--- Stored records ---
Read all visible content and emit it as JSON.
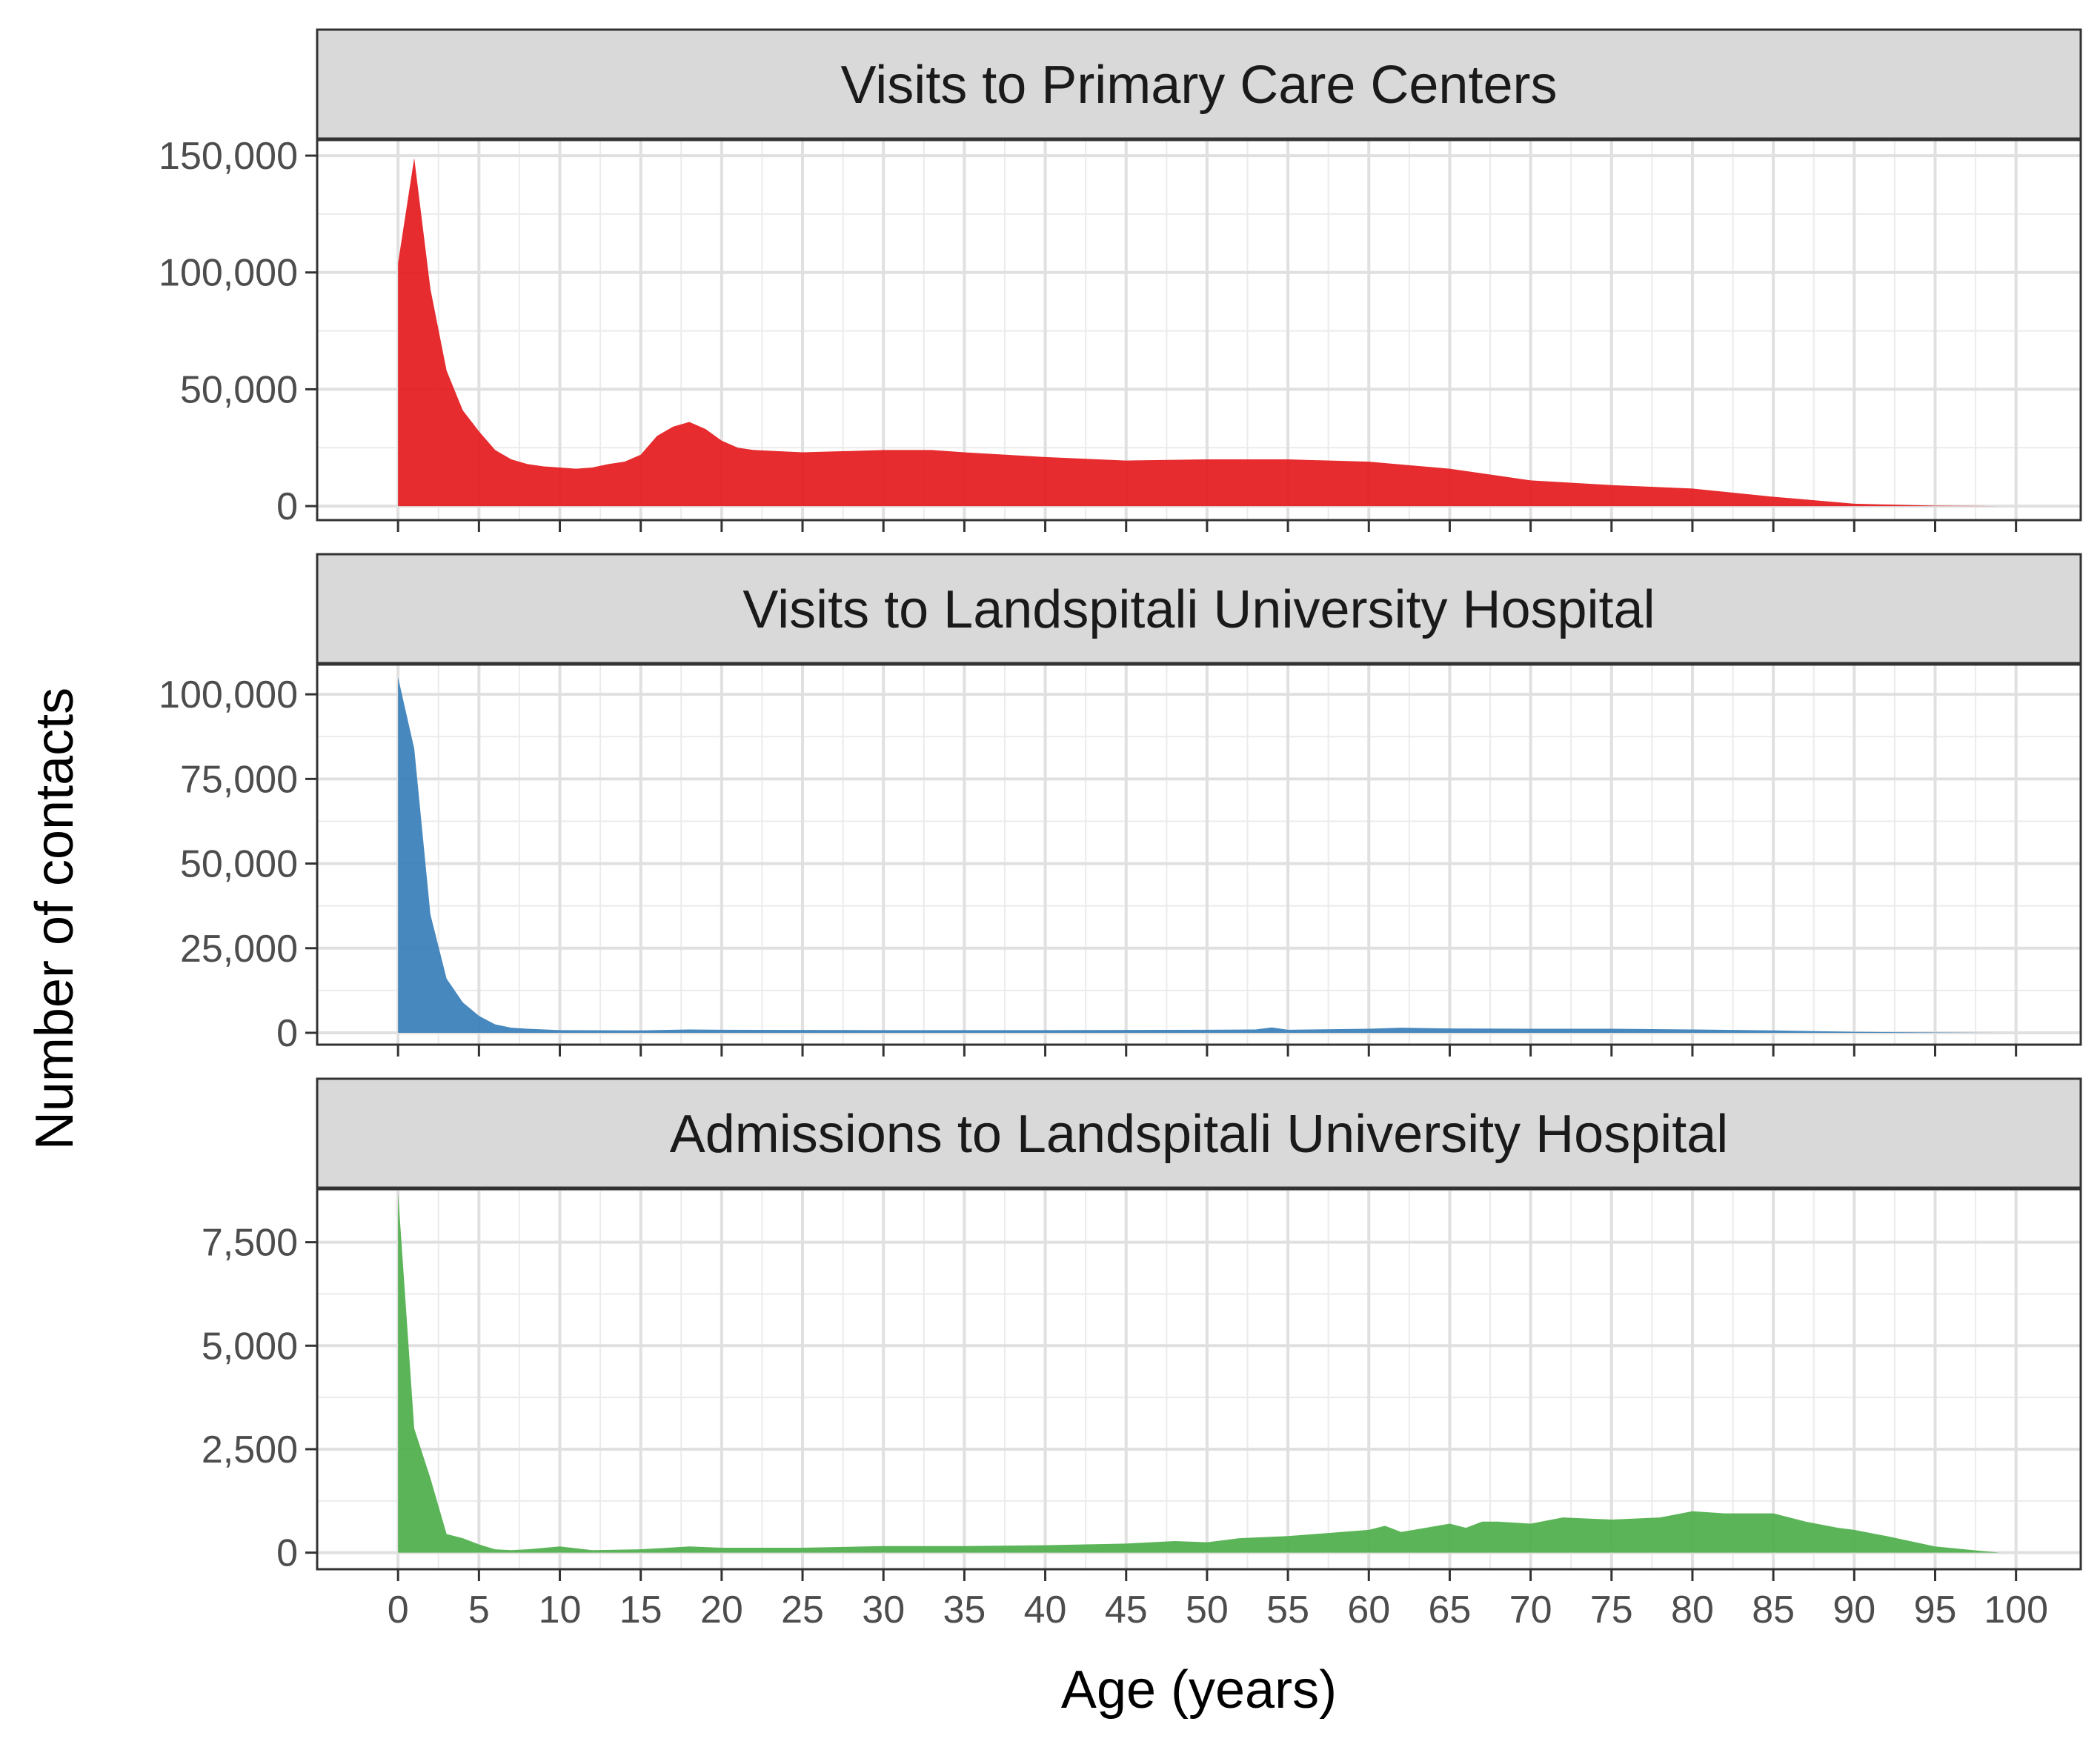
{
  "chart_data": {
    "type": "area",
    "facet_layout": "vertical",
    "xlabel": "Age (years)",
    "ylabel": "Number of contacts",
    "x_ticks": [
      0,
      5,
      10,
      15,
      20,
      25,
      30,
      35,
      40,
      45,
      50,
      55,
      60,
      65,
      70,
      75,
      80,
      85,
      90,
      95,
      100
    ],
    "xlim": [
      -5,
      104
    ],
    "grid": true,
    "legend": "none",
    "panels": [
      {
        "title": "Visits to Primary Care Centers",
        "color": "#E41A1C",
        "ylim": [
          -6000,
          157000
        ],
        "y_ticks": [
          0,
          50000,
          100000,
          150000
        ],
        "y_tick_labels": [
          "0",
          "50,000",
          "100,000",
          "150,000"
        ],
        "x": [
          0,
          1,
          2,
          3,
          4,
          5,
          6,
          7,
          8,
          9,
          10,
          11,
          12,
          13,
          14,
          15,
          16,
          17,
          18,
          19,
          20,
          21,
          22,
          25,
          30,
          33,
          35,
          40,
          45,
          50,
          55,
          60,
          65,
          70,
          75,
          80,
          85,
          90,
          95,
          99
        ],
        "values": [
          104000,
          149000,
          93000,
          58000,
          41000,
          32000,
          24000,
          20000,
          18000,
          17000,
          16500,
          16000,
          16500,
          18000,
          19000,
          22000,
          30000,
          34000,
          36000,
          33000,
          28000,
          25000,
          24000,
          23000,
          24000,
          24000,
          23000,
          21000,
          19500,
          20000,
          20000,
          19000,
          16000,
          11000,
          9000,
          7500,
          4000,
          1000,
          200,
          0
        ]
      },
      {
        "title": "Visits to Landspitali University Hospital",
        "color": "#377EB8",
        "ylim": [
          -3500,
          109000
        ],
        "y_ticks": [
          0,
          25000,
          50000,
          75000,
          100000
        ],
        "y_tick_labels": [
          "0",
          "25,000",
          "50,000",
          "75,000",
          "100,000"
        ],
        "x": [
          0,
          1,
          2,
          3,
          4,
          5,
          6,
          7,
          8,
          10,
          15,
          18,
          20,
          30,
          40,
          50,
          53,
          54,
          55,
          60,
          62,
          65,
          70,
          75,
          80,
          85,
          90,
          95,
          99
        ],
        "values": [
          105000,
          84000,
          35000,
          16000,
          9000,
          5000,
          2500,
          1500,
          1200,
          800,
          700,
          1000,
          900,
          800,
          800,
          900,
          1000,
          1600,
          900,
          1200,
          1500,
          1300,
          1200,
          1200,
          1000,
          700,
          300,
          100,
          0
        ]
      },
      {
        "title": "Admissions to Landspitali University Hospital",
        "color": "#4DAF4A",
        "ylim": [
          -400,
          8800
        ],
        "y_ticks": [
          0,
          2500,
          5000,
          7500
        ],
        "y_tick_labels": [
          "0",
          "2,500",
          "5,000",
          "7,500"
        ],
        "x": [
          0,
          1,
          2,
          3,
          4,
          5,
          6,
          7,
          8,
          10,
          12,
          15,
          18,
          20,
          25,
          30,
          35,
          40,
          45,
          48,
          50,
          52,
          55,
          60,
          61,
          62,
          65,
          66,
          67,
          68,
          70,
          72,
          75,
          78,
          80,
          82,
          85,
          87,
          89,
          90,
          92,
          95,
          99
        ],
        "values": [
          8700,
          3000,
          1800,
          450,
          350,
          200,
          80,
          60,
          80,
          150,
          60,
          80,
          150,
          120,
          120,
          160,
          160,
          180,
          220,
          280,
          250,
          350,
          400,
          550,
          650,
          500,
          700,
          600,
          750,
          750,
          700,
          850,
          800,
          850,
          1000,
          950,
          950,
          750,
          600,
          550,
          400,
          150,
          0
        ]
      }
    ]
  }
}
---
» **Given request**
Please repeat the entries exactly. Do not include the pictures.

» **Solution below**
Read all visible content and emit it as JSON.
{
  "chart_data": {
    "type": "area",
    "facet_layout": "vertical",
    "xlabel": "Age (years)",
    "ylabel": "Number of contacts",
    "x_ticks": [
      0,
      5,
      10,
      15,
      20,
      25,
      30,
      35,
      40,
      45,
      50,
      55,
      60,
      65,
      70,
      75,
      80,
      85,
      90,
      95,
      100
    ],
    "xlim": [
      -5,
      104
    ],
    "grid": true,
    "legend": "none",
    "panels": [
      {
        "title": "Visits to Primary Care Centers",
        "color": "#E41A1C",
        "ylim": [
          -6000,
          157000
        ],
        "y_ticks": [
          0,
          50000,
          100000,
          150000
        ],
        "y_tick_labels": [
          "0",
          "50,000",
          "100,000",
          "150,000"
        ],
        "x": [
          0,
          1,
          2,
          3,
          4,
          5,
          6,
          7,
          8,
          9,
          10,
          11,
          12,
          13,
          14,
          15,
          16,
          17,
          18,
          19,
          20,
          21,
          22,
          25,
          30,
          33,
          35,
          40,
          45,
          50,
          55,
          60,
          65,
          70,
          75,
          80,
          85,
          90,
          95,
          99
        ],
        "values": [
          104000,
          149000,
          93000,
          58000,
          41000,
          32000,
          24000,
          20000,
          18000,
          17000,
          16500,
          16000,
          16500,
          18000,
          19000,
          22000,
          30000,
          34000,
          36000,
          33000,
          28000,
          25000,
          24000,
          23000,
          24000,
          24000,
          23000,
          21000,
          19500,
          20000,
          20000,
          19000,
          16000,
          11000,
          9000,
          7500,
          4000,
          1000,
          200,
          0
        ]
      },
      {
        "title": "Visits to Landspitali University Hospital",
        "color": "#377EB8",
        "ylim": [
          -3500,
          109000
        ],
        "y_ticks": [
          0,
          25000,
          50000,
          75000,
          100000
        ],
        "y_tick_labels": [
          "0",
          "25,000",
          "50,000",
          "75,000",
          "100,000"
        ],
        "x": [
          0,
          1,
          2,
          3,
          4,
          5,
          6,
          7,
          8,
          10,
          15,
          18,
          20,
          30,
          40,
          50,
          53,
          54,
          55,
          60,
          62,
          65,
          70,
          75,
          80,
          85,
          90,
          95,
          99
        ],
        "values": [
          105000,
          84000,
          35000,
          16000,
          9000,
          5000,
          2500,
          1500,
          1200,
          800,
          700,
          1000,
          900,
          800,
          800,
          900,
          1000,
          1600,
          900,
          1200,
          1500,
          1300,
          1200,
          1200,
          1000,
          700,
          300,
          100,
          0
        ]
      },
      {
        "title": "Admissions to Landspitali University Hospital",
        "color": "#4DAF4A",
        "ylim": [
          -400,
          8800
        ],
        "y_ticks": [
          0,
          2500,
          5000,
          7500
        ],
        "y_tick_labels": [
          "0",
          "2,500",
          "5,000",
          "7,500"
        ],
        "x": [
          0,
          1,
          2,
          3,
          4,
          5,
          6,
          7,
          8,
          10,
          12,
          15,
          18,
          20,
          25,
          30,
          35,
          40,
          45,
          48,
          50,
          52,
          55,
          60,
          61,
          62,
          65,
          66,
          67,
          68,
          70,
          72,
          75,
          78,
          80,
          82,
          85,
          87,
          89,
          90,
          92,
          95,
          99
        ],
        "values": [
          8700,
          3000,
          1800,
          450,
          350,
          200,
          80,
          60,
          80,
          150,
          60,
          80,
          150,
          120,
          120,
          160,
          160,
          180,
          220,
          280,
          250,
          350,
          400,
          550,
          650,
          500,
          700,
          600,
          750,
          750,
          700,
          850,
          800,
          850,
          1000,
          950,
          950,
          750,
          600,
          550,
          400,
          150,
          0
        ]
      }
    ]
  }
}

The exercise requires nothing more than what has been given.